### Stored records
● ● ● ●
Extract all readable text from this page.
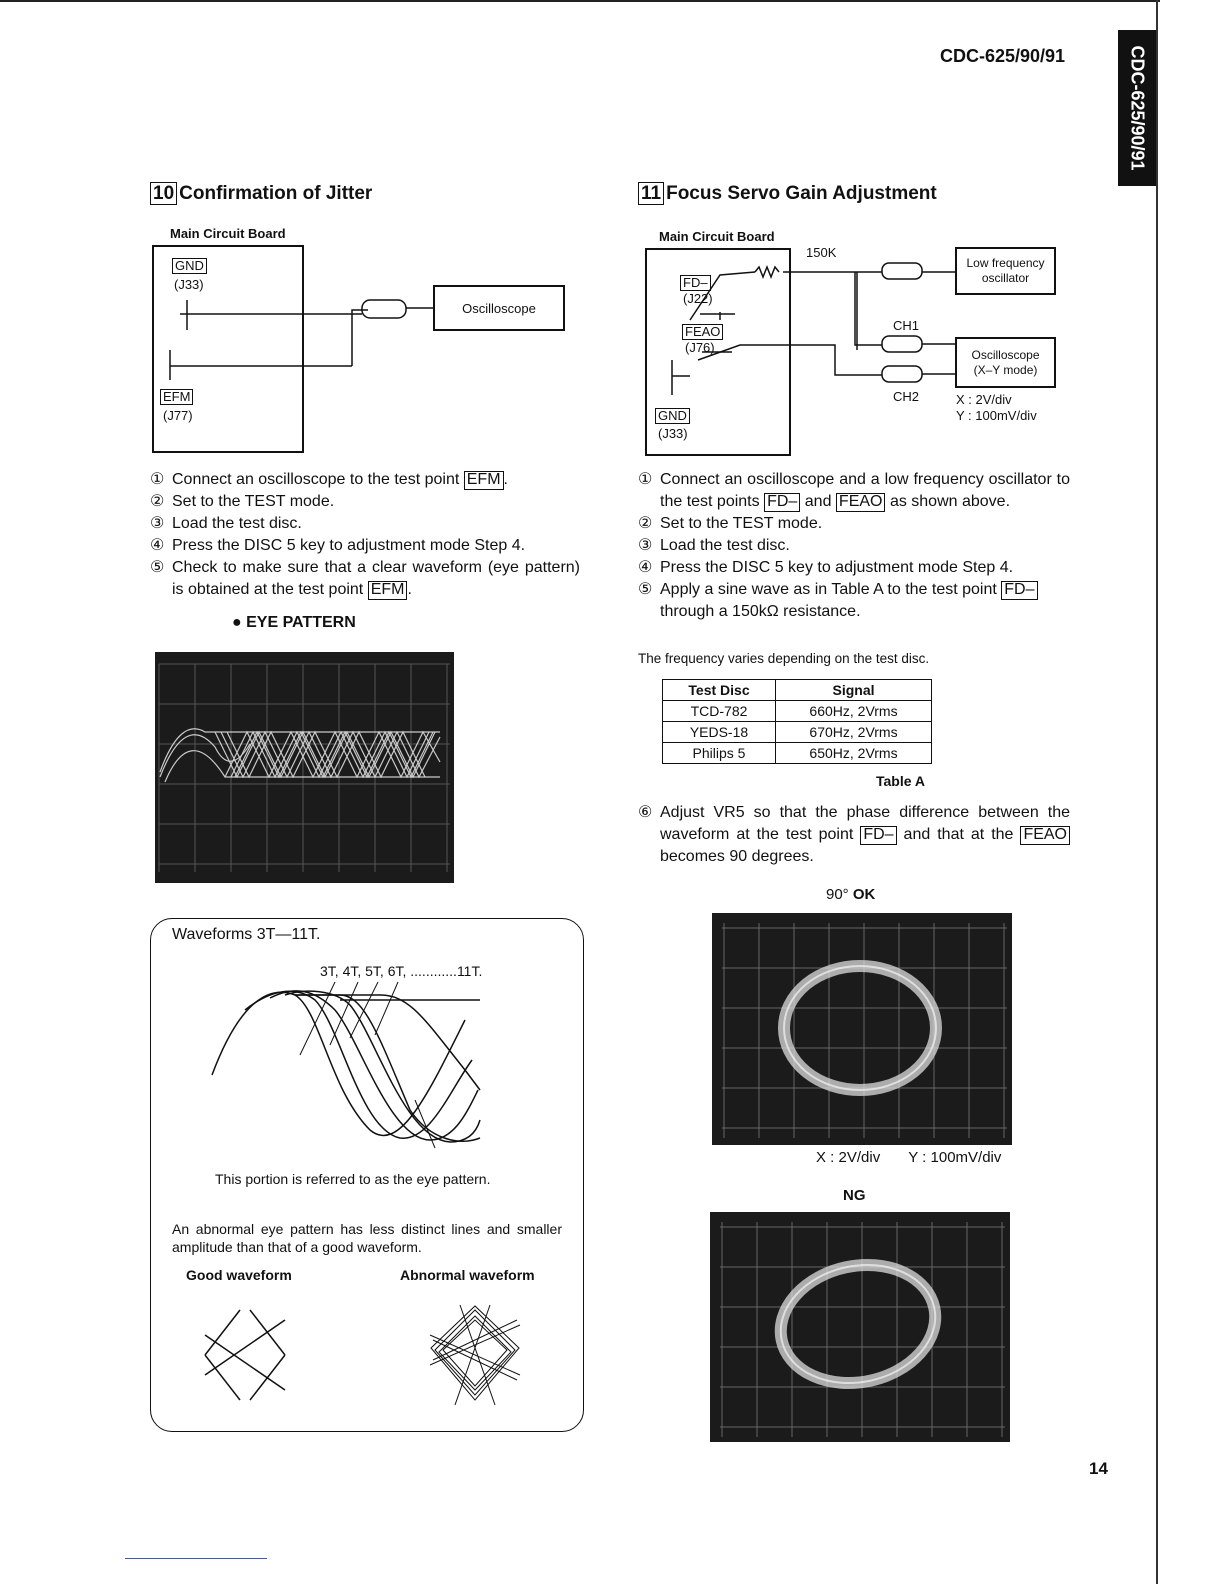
CDC-625/90/91	CDC-625/90/91
10 Confirmation of Jitter
Main Circuit Board
GND
(J33)
EFM
(J77)
Oscilloscope
① Connect an oscilloscope to the test point EFM .
② Set to the TEST mode.
③ Load the test disc.
④ Press the DISC 5 key to adjustment mode Step 4.
⑤ Check to make sure that a clear waveform (eye pattern) is obtained at the test point EFM .
● EYE PATTERN
Waveforms 3T—11T.
3T, 4T, 5T, 6T, ............11T.
This portion is referred to as the eye pattern.
An abnormal eye pattern has less distinct lines and smaller amplitude than that of a good waveform.
Good waveform	Abnormal waveform
11 Focus Servo Gain Adjustment
Main Circuit Board
FD–
(J22)
FEAO
(J76)
GND
(J33)
150K
CH1
CH2
Low frequency
oscillator
Oscilloscope
(X–Y mode)
X : 2V/div
Y : 100mV/div
① Connect an oscilloscope and a low frequency oscillator to the test points FD– and FEAO as shown above.
② Set to the TEST mode.
③ Load the test disc.
④ Press the DISC 5 key to adjustment mode Step 4.
⑤ Apply a sine wave as in Table A to the test point FD– through a 150kΩ resistance.
The frequency varies depending on the test disc.
Test Disc	Signal
TCD-782	660Hz, 2Vrms
YEDS-18	670Hz, 2Vrms
Philips 5	650Hz, 2Vrms
Table A
⑥ Adjust VR5 so that the phase difference between the waveform at the test point FD– and that at the FEAO becomes 90 degrees.
90° OK
X : 2V/div Y : 100mV/div
NG
14
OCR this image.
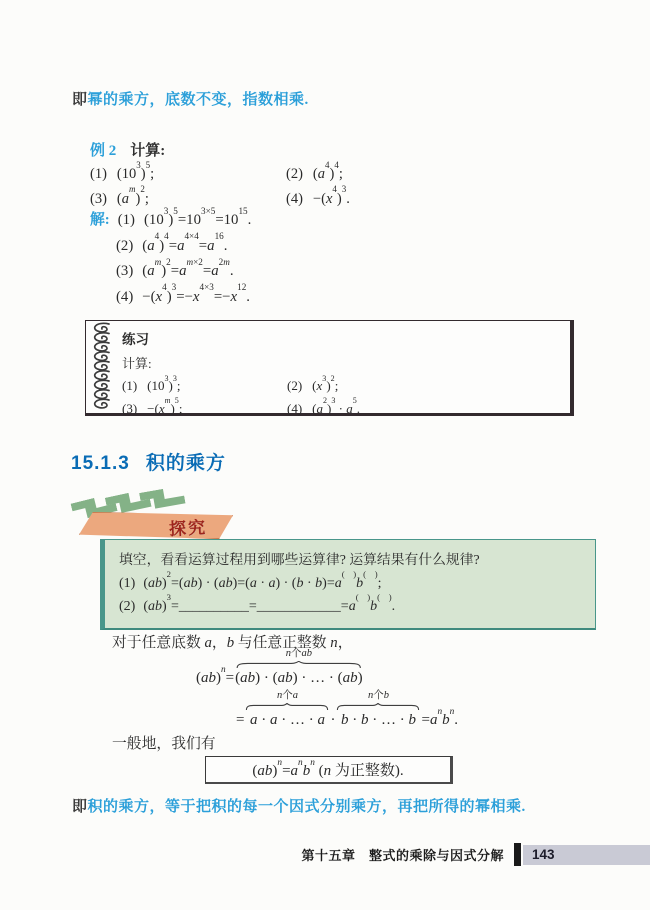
即幂的乘方，底数不变，指数相乘.

例 2 计算:
(1) $(10^3)^5$;	(2) $(a^4)^4$;
(3) $(a^m)^2$;	$(4) -(x^4)^3$.
解: (1) $(10^3)^5=10^{3\times 5}=10^{15}$.
(2) $(a^4)^4=a^{4\times 4}=a^{16}$.
(3) $(a^m)^2=a^{m\times 2}=a^{2m}$.
$(4) -(x^4)^3=-x^{4\times 3}=-x^{12}$.
练习
计算:
(1) $(10^3)^3$;	(2) $(x^3)^2$;
$(3) -(x^m)^5$;	(4) $(a^2)^3 \cdot a^5$.
15.1.3 积的乘方
探究

填空，看看运算过程用到哪些运算律? 运算结果有什么规律?

(1) (ab)$^2$=(ab) · (ab)=(a · a) · (b · b)=a(　)b(　);
(2) (ab)$^3$=__________=____________=a(　)b(　).

对于任意底数 a，b 与任意正整数 n，

(ab)$^n$=
n个ab
(ab) · (ab) · … · (ab)
=
n个a
a · a · … · a ·
n个b
b · b · … · $b =a^nb^n$.

一般地，我们有

$(ab)^n=a^nb^n$ (n 为正整数).

即积的乘方，等于把积的每一个因式分别乘方，再把所得的幂相乘.

第十五章　整式的乘除与因式分解 143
● ● ● ●
### TASK DESCRIPTION
Reproduce the data word for word, excluding its pictures.

### REPLY
Extract all readable text from this page.
CDC-625/90/91	CDC-625/90/91
10 Confirmation of Jitter
Main Circuit Board
GND
(J33)
EFM
(J77)
Oscilloscope
① Connect an oscilloscope to the test point EFM .
② Set to the TEST mode.
③ Load the test disc.
④ Press the DISC 5 key to adjustment mode Step 4.
⑤ Check to make sure that a clear waveform (eye pattern) is obtained at the test point EFM .
● EYE PATTERN
Waveforms 3T—11T.
3T, 4T, 5T, 6T, ............11T.
This portion is referred to as the eye pattern.
An abnormal eye pattern has less distinct lines and smaller amplitude than that of a good waveform.
Good waveform	Abnormal waveform
11 Focus Servo Gain Adjustment
Main Circuit Board
FD–
(J22)
FEAO
(J76)
GND
(J33)
150K
CH1
CH2
Low frequency
oscillator
Oscilloscope
(X–Y mode)
X : 2V/div
Y : 100mV/div
① Connect an oscilloscope and a low frequency oscillator to the test points FD– and FEAO as shown above.
② Set to the TEST mode.
③ Load the test disc.
④ Press the DISC 5 key to adjustment mode Step 4.
⑤ Apply a sine wave as in Table A to the test point FD– through a 150kΩ resistance.
The frequency varies depending on the test disc.
Test Disc	Signal
TCD-782	660Hz, 2Vrms
YEDS-18	670Hz, 2Vrms
Philips 5	650Hz, 2Vrms
Table A
⑥ Adjust VR5 so that the phase difference between the waveform at the test point FD– and that at the FEAO becomes 90 degrees.
90° OK
X : 2V/div Y : 100mV/div
NG
14
OCR this image.
即幂的乘方，底数不变，指数相乘.

例 2 计算:
(1) $(10^3)^5$;	(2) $(a^4)^4$;
(3) $(a^m)^2$;	$(4) -(x^4)^3$.
解: (1) $(10^3)^5=10^{3\times 5}=10^{15}$.
(2) $(a^4)^4=a^{4\times 4}=a^{16}$.
(3) $(a^m)^2=a^{m\times 2}=a^{2m}$.
$(4) -(x^4)^3=-x^{4\times 3}=-x^{12}$.
练习
计算:
(1) $(10^3)^3$;	(2) $(x^3)^2$;
$(3) -(x^m)^5$;	(4) $(a^2)^3 \cdot a^5$.
15.1.3 积的乘方
探究

填空，看看运算过程用到哪些运算律? 运算结果有什么规律?

(1) (ab)$^2$=(ab) · (ab)=(a · a) · (b · b)=a(　)b(　);
(2) (ab)$^3$=__________=____________=a(　)b(　).

对于任意底数 a，b 与任意正整数 n，

(ab)$^n$=
n个ab
(ab) · (ab) · … · (ab)
=
n个a
a · a · … · a ·
n个b
b · b · … · $b =a^nb^n$.

一般地，我们有

$(ab)^n=a^nb^n$ (n 为正整数).

即积的乘方，等于把积的每一个因式分别乘方，再把所得的幂相乘.

第十五章　整式的乘除与因式分解 143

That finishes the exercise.